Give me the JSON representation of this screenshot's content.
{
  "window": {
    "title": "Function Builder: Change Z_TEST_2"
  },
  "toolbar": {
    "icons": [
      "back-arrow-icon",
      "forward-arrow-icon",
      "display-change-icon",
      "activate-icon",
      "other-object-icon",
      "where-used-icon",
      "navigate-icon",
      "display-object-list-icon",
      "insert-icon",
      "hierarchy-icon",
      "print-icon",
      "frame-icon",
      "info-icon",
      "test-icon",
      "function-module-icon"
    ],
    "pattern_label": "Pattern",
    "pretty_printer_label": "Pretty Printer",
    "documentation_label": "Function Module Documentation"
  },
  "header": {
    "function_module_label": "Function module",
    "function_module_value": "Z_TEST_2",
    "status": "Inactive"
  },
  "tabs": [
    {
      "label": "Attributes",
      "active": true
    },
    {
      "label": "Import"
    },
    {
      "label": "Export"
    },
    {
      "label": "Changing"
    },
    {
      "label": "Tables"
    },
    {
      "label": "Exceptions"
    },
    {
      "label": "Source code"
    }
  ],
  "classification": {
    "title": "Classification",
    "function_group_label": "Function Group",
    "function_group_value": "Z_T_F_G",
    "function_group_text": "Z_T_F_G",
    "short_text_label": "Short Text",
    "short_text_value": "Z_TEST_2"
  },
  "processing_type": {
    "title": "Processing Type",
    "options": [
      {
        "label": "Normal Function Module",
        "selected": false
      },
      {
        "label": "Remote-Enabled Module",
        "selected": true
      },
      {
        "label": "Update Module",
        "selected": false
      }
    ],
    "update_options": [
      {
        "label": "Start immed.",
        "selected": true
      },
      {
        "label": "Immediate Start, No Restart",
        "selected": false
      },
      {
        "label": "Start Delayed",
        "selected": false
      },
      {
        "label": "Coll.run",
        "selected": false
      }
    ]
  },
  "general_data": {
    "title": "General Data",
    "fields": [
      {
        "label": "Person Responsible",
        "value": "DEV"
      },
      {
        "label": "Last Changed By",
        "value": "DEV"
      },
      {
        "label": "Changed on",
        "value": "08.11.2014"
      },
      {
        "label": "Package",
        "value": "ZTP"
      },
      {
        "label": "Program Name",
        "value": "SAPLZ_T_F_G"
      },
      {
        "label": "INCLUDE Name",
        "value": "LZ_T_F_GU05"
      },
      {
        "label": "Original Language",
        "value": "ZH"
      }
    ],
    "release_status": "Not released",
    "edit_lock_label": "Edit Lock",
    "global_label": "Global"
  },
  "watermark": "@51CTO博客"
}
::::::::::
SET TASK.
Quote the data in full, keeping each word unchanged.

RESPONSE TO THIS TASK.
Give me the JSON representation of this screenshot's content.
{
  "window": {
    "title": "Function Builder: Change Z_TEST_2"
  },
  "toolbar": {
    "icons": [
      "back-arrow-icon",
      "forward-arrow-icon",
      "display-change-icon",
      "activate-icon",
      "other-object-icon",
      "where-used-icon",
      "navigate-icon",
      "display-object-list-icon",
      "insert-icon",
      "hierarchy-icon",
      "print-icon",
      "frame-icon",
      "info-icon",
      "test-icon",
      "function-module-icon"
    ],
    "pattern_label": "Pattern",
    "pretty_printer_label": "Pretty Printer",
    "documentation_label": "Function Module Documentation"
  },
  "header": {
    "function_module_label": "Function module",
    "function_module_value": "Z_TEST_2",
    "status": "Inactive"
  },
  "tabs": [
    {
      "label": "Attributes",
      "active": true
    },
    {
      "label": "Import"
    },
    {
      "label": "Export"
    },
    {
      "label": "Changing"
    },
    {
      "label": "Tables"
    },
    {
      "label": "Exceptions"
    },
    {
      "label": "Source code"
    }
  ],
  "classification": {
    "title": "Classification",
    "function_group_label": "Function Group",
    "function_group_value": "Z_T_F_G",
    "function_group_text": "Z_T_F_G",
    "short_text_label": "Short Text",
    "short_text_value": "Z_TEST_2"
  },
  "processing_type": {
    "title": "Processing Type",
    "options": [
      {
        "label": "Normal Function Module",
        "selected": false
      },
      {
        "label": "Remote-Enabled Module",
        "selected": true
      },
      {
        "label": "Update Module",
        "selected": false
      }
    ],
    "update_options": [
      {
        "label": "Start immed.",
        "selected": true
      },
      {
        "label": "Immediate Start, No Restart",
        "selected": false
      },
      {
        "label": "Start Delayed",
        "selected": false
      },
      {
        "label": "Coll.run",
        "selected": false
      }
    ]
  },
  "general_data": {
    "title": "General Data",
    "fields": [
      {
        "label": "Person Responsible",
        "value": "DEV"
      },
      {
        "label": "Last Changed By",
        "value": "DEV"
      },
      {
        "label": "Changed on",
        "value": "08.11.2014"
      },
      {
        "label": "Package",
        "value": "ZTP"
      },
      {
        "label": "Program Name",
        "value": "SAPLZ_T_F_G"
      },
      {
        "label": "INCLUDE Name",
        "value": "LZ_T_F_GU05"
      },
      {
        "label": "Original Language",
        "value": "ZH"
      }
    ],
    "release_status": "Not released",
    "edit_lock_label": "Edit Lock",
    "global_label": "Global"
  },
  "watermark": "@51CTO博客"
}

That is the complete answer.